■ STATED PROBLEM ■
Extract all data as written.

■ DATA SUPPLIED ■
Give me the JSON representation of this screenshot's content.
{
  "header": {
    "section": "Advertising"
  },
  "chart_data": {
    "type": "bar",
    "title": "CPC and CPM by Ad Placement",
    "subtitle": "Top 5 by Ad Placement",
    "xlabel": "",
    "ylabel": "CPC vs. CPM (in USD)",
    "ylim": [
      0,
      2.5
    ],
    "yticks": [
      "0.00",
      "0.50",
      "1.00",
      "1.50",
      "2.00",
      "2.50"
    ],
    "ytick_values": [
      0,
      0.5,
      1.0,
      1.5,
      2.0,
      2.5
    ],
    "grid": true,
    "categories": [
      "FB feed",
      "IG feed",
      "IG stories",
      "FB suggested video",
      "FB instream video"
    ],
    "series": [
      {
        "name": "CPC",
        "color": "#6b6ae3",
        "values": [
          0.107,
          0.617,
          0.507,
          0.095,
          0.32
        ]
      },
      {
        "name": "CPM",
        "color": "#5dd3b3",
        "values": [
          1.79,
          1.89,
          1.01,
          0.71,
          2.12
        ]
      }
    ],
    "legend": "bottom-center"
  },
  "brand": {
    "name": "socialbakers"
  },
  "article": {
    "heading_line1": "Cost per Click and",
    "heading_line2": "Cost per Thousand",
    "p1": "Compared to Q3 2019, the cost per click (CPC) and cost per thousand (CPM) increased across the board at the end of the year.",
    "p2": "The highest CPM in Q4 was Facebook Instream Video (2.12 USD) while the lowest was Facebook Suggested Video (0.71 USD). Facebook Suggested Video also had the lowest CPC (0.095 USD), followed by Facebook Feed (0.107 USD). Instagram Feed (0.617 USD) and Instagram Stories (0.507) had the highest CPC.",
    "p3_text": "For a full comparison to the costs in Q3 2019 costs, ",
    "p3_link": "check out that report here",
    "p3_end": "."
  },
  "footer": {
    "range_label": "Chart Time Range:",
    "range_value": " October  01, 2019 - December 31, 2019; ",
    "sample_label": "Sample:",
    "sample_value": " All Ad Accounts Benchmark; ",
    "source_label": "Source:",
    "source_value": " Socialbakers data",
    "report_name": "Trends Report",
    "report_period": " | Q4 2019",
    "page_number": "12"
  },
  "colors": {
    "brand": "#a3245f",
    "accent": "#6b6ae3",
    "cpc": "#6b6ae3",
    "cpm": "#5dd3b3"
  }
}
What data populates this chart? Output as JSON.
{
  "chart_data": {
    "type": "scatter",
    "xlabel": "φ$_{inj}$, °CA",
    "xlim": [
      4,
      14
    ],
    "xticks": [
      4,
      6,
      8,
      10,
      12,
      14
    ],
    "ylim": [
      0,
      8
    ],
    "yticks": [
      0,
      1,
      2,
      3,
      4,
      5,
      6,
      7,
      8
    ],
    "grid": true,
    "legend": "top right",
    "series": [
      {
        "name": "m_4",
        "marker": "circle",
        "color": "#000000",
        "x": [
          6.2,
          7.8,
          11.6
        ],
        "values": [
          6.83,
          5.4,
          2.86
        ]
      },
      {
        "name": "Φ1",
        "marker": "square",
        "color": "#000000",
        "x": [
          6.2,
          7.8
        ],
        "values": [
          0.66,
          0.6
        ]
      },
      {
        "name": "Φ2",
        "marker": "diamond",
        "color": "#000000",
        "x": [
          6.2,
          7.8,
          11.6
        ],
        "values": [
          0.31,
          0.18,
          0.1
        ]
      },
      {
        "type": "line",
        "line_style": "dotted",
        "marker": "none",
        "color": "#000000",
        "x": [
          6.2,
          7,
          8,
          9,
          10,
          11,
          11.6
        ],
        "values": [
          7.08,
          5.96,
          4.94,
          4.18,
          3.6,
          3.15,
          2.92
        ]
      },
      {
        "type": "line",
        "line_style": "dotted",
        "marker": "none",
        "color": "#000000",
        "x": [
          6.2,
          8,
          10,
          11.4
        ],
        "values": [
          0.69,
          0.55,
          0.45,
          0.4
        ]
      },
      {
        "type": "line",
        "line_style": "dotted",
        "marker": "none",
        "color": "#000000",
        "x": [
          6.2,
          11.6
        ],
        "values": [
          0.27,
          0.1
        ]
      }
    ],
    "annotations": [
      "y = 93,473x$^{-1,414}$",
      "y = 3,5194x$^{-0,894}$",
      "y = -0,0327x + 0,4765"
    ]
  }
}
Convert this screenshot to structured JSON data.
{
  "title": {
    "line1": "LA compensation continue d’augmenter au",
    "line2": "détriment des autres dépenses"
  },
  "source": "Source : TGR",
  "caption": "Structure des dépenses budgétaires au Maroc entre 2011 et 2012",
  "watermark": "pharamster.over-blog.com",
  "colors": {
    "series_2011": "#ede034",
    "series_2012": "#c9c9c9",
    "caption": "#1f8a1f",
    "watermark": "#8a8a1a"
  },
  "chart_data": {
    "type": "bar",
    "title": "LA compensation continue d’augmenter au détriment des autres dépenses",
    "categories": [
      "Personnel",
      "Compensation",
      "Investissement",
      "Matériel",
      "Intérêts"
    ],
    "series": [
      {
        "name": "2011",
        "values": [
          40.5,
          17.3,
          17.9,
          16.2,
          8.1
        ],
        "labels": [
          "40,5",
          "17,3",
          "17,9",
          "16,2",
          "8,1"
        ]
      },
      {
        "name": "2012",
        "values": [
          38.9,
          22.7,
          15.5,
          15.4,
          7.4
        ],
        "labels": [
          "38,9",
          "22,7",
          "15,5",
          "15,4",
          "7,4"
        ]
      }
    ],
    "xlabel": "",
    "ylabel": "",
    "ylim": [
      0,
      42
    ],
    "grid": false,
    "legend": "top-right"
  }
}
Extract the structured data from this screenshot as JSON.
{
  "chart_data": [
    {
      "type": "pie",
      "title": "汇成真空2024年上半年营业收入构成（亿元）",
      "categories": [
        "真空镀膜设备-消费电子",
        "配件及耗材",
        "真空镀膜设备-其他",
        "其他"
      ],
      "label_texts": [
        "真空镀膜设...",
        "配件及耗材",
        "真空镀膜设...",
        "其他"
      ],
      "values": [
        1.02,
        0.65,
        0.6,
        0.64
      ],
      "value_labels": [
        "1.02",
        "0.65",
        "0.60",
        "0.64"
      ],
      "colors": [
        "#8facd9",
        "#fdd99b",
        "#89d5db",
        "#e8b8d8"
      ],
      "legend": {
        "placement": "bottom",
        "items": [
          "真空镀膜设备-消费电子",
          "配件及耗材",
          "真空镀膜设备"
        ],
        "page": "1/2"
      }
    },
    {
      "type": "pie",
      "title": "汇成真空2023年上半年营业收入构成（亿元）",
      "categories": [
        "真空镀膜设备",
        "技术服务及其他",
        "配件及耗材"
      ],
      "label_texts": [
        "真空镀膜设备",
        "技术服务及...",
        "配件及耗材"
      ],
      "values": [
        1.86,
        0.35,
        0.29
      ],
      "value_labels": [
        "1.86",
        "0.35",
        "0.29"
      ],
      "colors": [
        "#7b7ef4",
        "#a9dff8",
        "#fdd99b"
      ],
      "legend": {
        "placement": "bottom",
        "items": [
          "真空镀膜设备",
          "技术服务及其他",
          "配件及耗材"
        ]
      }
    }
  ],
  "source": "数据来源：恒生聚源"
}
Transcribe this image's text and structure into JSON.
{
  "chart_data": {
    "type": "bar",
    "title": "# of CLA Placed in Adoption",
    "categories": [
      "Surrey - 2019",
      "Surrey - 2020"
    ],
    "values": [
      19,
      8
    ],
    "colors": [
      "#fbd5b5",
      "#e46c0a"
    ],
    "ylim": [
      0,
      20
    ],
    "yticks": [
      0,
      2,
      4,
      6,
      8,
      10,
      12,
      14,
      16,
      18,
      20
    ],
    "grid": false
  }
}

■ REPLY TO THE TASK ■
Give me the JSON representation of this screenshot's content.
{
  "header": {
    "section": "Advertising"
  },
  "chart_data": {
    "type": "bar",
    "title": "CPC and CPM by Ad Placement",
    "subtitle": "Top 5 by Ad Placement",
    "xlabel": "",
    "ylabel": "CPC vs. CPM (in USD)",
    "ylim": [
      0,
      2.5
    ],
    "yticks": [
      "0.00",
      "0.50",
      "1.00",
      "1.50",
      "2.00",
      "2.50"
    ],
    "ytick_values": [
      0,
      0.5,
      1.0,
      1.5,
      2.0,
      2.5
    ],
    "grid": true,
    "categories": [
      "FB feed",
      "IG feed",
      "IG stories",
      "FB suggested video",
      "FB instream video"
    ],
    "series": [
      {
        "name": "CPC",
        "color": "#6b6ae3",
        "values": [
          0.107,
          0.617,
          0.507,
          0.095,
          0.32
        ]
      },
      {
        "name": "CPM",
        "color": "#5dd3b3",
        "values": [
          1.79,
          1.89,
          1.01,
          0.71,
          2.12
        ]
      }
    ],
    "legend": "bottom-center"
  },
  "brand": {
    "name": "socialbakers"
  },
  "article": {
    "heading_line1": "Cost per Click and",
    "heading_line2": "Cost per Thousand",
    "p1": "Compared to Q3 2019, the cost per click (CPC) and cost per thousand (CPM) increased across the board at the end of the year.",
    "p2": "The highest CPM in Q4 was Facebook Instream Video (2.12 USD) while the lowest was Facebook Suggested Video (0.71 USD). Facebook Suggested Video also had the lowest CPC (0.095 USD), followed by Facebook Feed (0.107 USD). Instagram Feed (0.617 USD) and Instagram Stories (0.507) had the highest CPC.",
    "p3_text": "For a full comparison to the costs in Q3 2019 costs, ",
    "p3_link": "check out that report here",
    "p3_end": "."
  },
  "footer": {
    "range_label": "Chart Time Range:",
    "range_value": " October  01, 2019 - December 31, 2019; ",
    "sample_label": "Sample:",
    "sample_value": " All Ad Accounts Benchmark; ",
    "source_label": "Source:",
    "source_value": " Socialbakers data",
    "report_name": "Trends Report",
    "report_period": " | Q4 2019",
    "page_number": "12"
  },
  "colors": {
    "brand": "#a3245f",
    "accent": "#6b6ae3",
    "cpc": "#6b6ae3",
    "cpm": "#5dd3b3"
  }
}
What data populates this chart? Output as JSON.
{
  "chart_data": {
    "type": "scatter",
    "xlabel": "φ$_{inj}$, °CA",
    "xlim": [
      4,
      14
    ],
    "xticks": [
      4,
      6,
      8,
      10,
      12,
      14
    ],
    "ylim": [
      0,
      8
    ],
    "yticks": [
      0,
      1,
      2,
      3,
      4,
      5,
      6,
      7,
      8
    ],
    "grid": true,
    "legend": "top right",
    "series": [
      {
        "name": "m_4",
        "marker": "circle",
        "color": "#000000",
        "x": [
          6.2,
          7.8,
          11.6
        ],
        "values": [
          6.83,
          5.4,
          2.86
        ]
      },
      {
        "name": "Φ1",
        "marker": "square",
        "color": "#000000",
        "x": [
          6.2,
          7.8
        ],
        "values": [
          0.66,
          0.6
        ]
      },
      {
        "name": "Φ2",
        "marker": "diamond",
        "color": "#000000",
        "x": [
          6.2,
          7.8,
          11.6
        ],
        "values": [
          0.31,
          0.18,
          0.1
        ]
      },
      {
        "type": "line",
        "line_style": "dotted",
        "marker": "none",
        "color": "#000000",
        "x": [
          6.2,
          7,
          8,
          9,
          10,
          11,
          11.6
        ],
        "values": [
          7.08,
          5.96,
          4.94,
          4.18,
          3.6,
          3.15,
          2.92
        ]
      },
      {
        "type": "line",
        "line_style": "dotted",
        "marker": "none",
        "color": "#000000",
        "x": [
          6.2,
          8,
          10,
          11.4
        ],
        "values": [
          0.69,
          0.55,
          0.45,
          0.4
        ]
      },
      {
        "type": "line",
        "line_style": "dotted",
        "marker": "none",
        "color": "#000000",
        "x": [
          6.2,
          11.6
        ],
        "values": [
          0.27,
          0.1
        ]
      }
    ],
    "annotations": [
      "y = 93,473x$^{-1,414}$",
      "y = 3,5194x$^{-0,894}$",
      "y = -0,0327x + 0,4765"
    ]
  }
}
Convert this screenshot to structured JSON data.
{
  "title": {
    "line1": "LA compensation continue d’augmenter au",
    "line2": "détriment des autres dépenses"
  },
  "source": "Source : TGR",
  "caption": "Structure des dépenses budgétaires au Maroc entre 2011 et 2012",
  "watermark": "pharamster.over-blog.com",
  "colors": {
    "series_2011": "#ede034",
    "series_2012": "#c9c9c9",
    "caption": "#1f8a1f",
    "watermark": "#8a8a1a"
  },
  "chart_data": {
    "type": "bar",
    "title": "LA compensation continue d’augmenter au détriment des autres dépenses",
    "categories": [
      "Personnel",
      "Compensation",
      "Investissement",
      "Matériel",
      "Intérêts"
    ],
    "series": [
      {
        "name": "2011",
        "values": [
          40.5,
          17.3,
          17.9,
          16.2,
          8.1
        ],
        "labels": [
          "40,5",
          "17,3",
          "17,9",
          "16,2",
          "8,1"
        ]
      },
      {
        "name": "2012",
        "values": [
          38.9,
          22.7,
          15.5,
          15.4,
          7.4
        ],
        "labels": [
          "38,9",
          "22,7",
          "15,5",
          "15,4",
          "7,4"
        ]
      }
    ],
    "xlabel": "",
    "ylabel": "",
    "ylim": [
      0,
      42
    ],
    "grid": false,
    "legend": "top-right"
  }
}
Extract the structured data from this screenshot as JSON.
{
  "chart_data": [
    {
      "type": "pie",
      "title": "汇成真空2024年上半年营业收入构成（亿元）",
      "categories": [
        "真空镀膜设备-消费电子",
        "配件及耗材",
        "真空镀膜设备-其他",
        "其他"
      ],
      "label_texts": [
        "真空镀膜设...",
        "配件及耗材",
        "真空镀膜设...",
        "其他"
      ],
      "values": [
        1.02,
        0.65,
        0.6,
        0.64
      ],
      "value_labels": [
        "1.02",
        "0.65",
        "0.60",
        "0.64"
      ],
      "colors": [
        "#8facd9",
        "#fdd99b",
        "#89d5db",
        "#e8b8d8"
      ],
      "legend": {
        "placement": "bottom",
        "items": [
          "真空镀膜设备-消费电子",
          "配件及耗材",
          "真空镀膜设备"
        ],
        "page": "1/2"
      }
    },
    {
      "type": "pie",
      "title": "汇成真空2023年上半年营业收入构成（亿元）",
      "categories": [
        "真空镀膜设备",
        "技术服务及其他",
        "配件及耗材"
      ],
      "label_texts": [
        "真空镀膜设备",
        "技术服务及...",
        "配件及耗材"
      ],
      "values": [
        1.86,
        0.35,
        0.29
      ],
      "value_labels": [
        "1.86",
        "0.35",
        "0.29"
      ],
      "colors": [
        "#7b7ef4",
        "#a9dff8",
        "#fdd99b"
      ],
      "legend": {
        "placement": "bottom",
        "items": [
          "真空镀膜设备",
          "技术服务及其他",
          "配件及耗材"
        ]
      }
    }
  ],
  "source": "数据来源：恒生聚源"
}
Transcribe this image's text and structure into JSON.
{
  "chart_data": {
    "type": "bar",
    "title": "# of CLA Placed in Adoption",
    "categories": [
      "Surrey - 2019",
      "Surrey - 2020"
    ],
    "values": [
      19,
      8
    ],
    "colors": [
      "#fbd5b5",
      "#e46c0a"
    ],
    "ylim": [
      0,
      20
    ],
    "yticks": [
      0,
      2,
      4,
      6,
      8,
      10,
      12,
      14,
      16,
      18,
      20
    ],
    "grid": false
  }
}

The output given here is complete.